Figure record listings:
____________________

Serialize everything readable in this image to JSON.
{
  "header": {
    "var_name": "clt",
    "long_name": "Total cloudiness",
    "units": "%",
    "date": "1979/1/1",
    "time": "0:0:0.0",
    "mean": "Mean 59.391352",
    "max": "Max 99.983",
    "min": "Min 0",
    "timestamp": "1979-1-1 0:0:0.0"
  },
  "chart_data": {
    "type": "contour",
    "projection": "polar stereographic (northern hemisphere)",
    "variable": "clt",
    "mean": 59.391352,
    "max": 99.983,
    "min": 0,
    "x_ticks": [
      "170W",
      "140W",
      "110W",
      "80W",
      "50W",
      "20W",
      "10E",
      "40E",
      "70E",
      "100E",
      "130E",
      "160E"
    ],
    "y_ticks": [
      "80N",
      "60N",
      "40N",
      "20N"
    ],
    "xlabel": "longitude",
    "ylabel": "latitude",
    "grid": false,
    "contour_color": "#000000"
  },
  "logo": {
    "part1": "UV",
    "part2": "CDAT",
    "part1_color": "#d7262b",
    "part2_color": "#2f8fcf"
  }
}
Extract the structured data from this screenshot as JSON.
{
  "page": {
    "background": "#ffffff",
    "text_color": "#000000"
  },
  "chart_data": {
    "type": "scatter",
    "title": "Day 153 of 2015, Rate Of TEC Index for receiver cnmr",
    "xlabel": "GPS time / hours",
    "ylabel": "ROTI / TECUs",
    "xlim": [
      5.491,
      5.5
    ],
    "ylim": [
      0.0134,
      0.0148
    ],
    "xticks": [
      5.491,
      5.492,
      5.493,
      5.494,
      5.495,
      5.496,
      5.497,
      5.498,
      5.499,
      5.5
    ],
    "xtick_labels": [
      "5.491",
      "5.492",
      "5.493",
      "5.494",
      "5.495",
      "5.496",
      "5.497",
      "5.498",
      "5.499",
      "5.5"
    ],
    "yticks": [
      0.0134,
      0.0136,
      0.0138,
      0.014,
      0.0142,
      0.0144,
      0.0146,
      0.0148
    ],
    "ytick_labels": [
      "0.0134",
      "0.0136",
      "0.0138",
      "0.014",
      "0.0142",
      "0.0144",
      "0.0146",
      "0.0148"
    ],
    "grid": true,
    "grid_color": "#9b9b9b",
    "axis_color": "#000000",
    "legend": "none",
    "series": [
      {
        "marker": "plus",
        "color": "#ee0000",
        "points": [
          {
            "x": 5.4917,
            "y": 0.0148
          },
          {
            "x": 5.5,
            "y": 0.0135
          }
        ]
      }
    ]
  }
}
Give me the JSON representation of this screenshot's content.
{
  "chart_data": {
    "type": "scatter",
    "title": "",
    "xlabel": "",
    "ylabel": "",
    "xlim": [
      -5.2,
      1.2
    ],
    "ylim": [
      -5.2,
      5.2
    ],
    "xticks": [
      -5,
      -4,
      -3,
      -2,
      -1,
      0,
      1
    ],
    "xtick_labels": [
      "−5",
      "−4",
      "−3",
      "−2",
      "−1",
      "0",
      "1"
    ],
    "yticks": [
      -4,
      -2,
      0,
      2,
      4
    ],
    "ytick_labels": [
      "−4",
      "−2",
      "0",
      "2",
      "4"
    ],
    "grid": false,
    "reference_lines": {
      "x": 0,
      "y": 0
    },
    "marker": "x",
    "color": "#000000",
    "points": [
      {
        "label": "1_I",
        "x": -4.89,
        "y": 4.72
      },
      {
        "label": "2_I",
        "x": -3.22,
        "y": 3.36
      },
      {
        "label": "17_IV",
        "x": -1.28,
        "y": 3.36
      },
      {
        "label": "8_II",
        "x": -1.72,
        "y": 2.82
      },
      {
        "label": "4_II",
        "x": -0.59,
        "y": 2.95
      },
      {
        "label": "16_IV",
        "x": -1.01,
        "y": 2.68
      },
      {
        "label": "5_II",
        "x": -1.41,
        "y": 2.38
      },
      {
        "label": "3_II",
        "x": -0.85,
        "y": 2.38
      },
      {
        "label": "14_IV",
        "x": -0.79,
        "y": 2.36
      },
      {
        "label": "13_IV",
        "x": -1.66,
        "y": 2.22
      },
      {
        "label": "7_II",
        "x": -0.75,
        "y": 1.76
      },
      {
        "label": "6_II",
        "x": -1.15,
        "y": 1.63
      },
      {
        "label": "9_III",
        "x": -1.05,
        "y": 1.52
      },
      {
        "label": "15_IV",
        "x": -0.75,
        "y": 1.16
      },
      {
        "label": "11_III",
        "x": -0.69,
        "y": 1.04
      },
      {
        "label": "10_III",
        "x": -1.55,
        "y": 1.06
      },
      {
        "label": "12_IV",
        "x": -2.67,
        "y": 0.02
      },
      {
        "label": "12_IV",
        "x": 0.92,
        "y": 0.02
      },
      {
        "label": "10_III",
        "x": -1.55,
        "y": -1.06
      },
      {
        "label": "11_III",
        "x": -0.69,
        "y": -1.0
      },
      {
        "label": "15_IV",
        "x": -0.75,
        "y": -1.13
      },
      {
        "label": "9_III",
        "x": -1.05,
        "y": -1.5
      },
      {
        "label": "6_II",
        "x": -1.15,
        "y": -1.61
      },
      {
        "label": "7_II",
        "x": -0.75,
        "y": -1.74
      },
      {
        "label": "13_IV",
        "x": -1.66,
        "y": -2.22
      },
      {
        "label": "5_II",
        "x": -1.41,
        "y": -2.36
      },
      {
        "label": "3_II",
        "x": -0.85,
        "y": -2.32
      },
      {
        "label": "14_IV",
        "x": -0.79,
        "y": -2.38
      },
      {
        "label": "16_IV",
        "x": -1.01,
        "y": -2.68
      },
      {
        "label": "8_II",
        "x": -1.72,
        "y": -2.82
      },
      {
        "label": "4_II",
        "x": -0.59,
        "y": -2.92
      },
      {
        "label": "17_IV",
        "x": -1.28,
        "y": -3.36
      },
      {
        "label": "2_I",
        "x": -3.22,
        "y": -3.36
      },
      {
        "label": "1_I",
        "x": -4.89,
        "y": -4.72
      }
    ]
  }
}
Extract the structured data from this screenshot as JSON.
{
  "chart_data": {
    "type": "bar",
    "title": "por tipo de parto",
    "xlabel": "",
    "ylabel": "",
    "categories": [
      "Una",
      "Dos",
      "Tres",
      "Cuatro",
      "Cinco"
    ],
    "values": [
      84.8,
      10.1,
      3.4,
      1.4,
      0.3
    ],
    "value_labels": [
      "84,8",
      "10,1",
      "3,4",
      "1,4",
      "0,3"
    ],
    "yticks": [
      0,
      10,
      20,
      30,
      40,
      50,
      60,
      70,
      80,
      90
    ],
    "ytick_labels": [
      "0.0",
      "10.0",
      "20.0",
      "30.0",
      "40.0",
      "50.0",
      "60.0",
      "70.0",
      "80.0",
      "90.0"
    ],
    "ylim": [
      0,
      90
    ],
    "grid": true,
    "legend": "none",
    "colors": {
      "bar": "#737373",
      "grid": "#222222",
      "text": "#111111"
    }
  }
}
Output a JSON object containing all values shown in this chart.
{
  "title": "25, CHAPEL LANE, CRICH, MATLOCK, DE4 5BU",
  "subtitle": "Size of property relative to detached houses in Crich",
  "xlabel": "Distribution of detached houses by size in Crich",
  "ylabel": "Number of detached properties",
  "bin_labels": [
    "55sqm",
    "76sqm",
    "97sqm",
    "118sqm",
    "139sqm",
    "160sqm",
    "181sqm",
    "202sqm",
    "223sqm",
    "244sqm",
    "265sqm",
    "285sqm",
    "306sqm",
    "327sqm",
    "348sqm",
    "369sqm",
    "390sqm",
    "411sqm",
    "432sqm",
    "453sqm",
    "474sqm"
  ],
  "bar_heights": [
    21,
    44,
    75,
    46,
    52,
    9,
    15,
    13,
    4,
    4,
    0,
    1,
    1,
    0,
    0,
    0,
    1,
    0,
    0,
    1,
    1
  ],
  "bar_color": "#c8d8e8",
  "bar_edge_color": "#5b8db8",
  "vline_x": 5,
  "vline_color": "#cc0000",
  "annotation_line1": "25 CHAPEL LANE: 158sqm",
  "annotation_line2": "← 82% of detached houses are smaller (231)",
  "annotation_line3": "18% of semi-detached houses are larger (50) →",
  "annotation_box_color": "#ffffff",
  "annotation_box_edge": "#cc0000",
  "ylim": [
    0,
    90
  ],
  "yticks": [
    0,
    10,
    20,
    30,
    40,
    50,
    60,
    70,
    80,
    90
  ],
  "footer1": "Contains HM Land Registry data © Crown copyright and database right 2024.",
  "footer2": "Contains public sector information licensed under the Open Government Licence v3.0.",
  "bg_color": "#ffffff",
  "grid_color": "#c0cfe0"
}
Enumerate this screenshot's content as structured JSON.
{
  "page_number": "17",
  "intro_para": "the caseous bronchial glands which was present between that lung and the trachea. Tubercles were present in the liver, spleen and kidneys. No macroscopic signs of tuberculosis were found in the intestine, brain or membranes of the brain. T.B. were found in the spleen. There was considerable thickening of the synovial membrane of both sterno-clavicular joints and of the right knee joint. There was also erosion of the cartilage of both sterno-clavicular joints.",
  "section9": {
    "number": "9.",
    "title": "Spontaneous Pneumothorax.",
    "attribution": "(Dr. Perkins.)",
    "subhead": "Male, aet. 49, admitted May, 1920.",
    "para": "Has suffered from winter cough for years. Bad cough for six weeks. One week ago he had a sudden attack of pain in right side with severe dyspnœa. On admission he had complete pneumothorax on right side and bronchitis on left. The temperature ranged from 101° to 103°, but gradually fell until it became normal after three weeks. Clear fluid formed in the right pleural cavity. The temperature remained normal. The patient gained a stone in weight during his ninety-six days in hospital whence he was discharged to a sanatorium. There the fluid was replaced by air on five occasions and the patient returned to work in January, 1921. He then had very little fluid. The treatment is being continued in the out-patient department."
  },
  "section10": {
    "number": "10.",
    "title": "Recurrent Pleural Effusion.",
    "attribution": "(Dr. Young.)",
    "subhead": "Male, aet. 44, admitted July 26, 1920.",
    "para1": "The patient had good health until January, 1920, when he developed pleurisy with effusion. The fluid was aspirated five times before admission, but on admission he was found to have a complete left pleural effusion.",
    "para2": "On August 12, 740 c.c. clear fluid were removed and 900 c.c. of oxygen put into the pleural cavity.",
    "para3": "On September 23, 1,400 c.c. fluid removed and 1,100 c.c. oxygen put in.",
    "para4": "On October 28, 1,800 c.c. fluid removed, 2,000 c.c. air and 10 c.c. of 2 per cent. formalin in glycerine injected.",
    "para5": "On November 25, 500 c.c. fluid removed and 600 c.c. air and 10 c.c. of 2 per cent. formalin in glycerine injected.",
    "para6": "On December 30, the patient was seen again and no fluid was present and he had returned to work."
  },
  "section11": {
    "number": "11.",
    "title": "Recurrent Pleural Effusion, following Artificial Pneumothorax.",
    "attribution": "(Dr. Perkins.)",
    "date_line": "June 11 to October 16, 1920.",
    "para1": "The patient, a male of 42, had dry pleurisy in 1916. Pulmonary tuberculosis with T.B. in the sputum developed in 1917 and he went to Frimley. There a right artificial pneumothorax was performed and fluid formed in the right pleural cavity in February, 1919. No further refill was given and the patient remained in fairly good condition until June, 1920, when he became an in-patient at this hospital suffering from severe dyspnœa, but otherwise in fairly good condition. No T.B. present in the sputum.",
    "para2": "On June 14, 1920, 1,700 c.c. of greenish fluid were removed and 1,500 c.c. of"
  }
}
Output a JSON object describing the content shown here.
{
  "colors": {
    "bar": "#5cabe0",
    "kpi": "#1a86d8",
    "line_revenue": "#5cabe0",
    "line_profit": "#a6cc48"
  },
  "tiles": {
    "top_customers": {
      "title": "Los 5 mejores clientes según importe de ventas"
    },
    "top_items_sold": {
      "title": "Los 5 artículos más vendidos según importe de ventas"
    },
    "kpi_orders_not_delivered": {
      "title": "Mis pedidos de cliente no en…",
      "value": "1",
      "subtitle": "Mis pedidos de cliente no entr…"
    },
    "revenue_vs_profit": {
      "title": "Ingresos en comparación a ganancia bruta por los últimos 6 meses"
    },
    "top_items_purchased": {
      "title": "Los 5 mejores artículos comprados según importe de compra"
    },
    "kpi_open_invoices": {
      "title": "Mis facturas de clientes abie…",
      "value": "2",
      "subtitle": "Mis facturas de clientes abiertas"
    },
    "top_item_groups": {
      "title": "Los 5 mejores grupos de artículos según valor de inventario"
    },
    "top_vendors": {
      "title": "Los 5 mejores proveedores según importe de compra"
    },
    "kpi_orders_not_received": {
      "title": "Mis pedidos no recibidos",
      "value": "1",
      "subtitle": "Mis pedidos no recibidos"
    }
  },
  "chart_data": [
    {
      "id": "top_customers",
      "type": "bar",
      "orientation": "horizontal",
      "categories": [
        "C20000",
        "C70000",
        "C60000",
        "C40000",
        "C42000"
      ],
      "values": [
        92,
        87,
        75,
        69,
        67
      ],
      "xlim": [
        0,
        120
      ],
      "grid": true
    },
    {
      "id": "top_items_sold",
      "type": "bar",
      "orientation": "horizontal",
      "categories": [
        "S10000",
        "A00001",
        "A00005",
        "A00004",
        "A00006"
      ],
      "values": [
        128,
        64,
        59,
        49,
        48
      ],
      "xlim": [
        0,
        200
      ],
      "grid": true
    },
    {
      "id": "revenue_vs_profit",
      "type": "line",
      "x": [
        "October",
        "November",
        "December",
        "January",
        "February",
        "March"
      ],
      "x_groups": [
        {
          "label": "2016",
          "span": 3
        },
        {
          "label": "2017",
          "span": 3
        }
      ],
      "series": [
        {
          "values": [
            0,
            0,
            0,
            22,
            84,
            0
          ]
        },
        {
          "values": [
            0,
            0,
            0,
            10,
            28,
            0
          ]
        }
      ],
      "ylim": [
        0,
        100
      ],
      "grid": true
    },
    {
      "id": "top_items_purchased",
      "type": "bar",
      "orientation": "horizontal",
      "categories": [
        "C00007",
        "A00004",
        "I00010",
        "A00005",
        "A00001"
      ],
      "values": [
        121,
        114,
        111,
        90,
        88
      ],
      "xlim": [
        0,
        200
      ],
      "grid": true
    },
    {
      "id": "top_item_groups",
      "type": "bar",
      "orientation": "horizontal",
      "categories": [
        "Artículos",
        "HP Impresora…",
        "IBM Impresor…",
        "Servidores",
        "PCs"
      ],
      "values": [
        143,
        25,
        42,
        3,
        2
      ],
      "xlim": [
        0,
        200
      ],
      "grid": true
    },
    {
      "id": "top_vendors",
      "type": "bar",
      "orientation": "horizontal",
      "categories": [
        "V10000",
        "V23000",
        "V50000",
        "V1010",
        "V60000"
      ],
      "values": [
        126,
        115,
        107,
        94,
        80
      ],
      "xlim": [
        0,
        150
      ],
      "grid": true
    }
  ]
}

____________________

**Work to do:** Find the word "removed" in the entries above and gather every line that holds it.

**Answer to the exercise:**
    "para2": "On August 12, 740 c.c. clear fluid were removed and 900 c.c. of oxygen put into the pleural cavity.",
    "para3": "On September 23, 1,400 c.c. fluid removed and 1,100 c.c. oxygen put in.",
    "para4": "On October 28, 1,800 c.c. fluid removed, 2,000 c.c. air and 10 c.c. of 2 per cent. formalin in glycerine injected.",
    "para5": "On November 25, 500 c.c. fluid removed and 600 c.c. air and 10 c.c. of 2 per cent. formalin in glycerine injected.",
    "para2": "On June 14, 1920, 1,700 c.c. of greenish fluid were removed and 1,500 c.c. of"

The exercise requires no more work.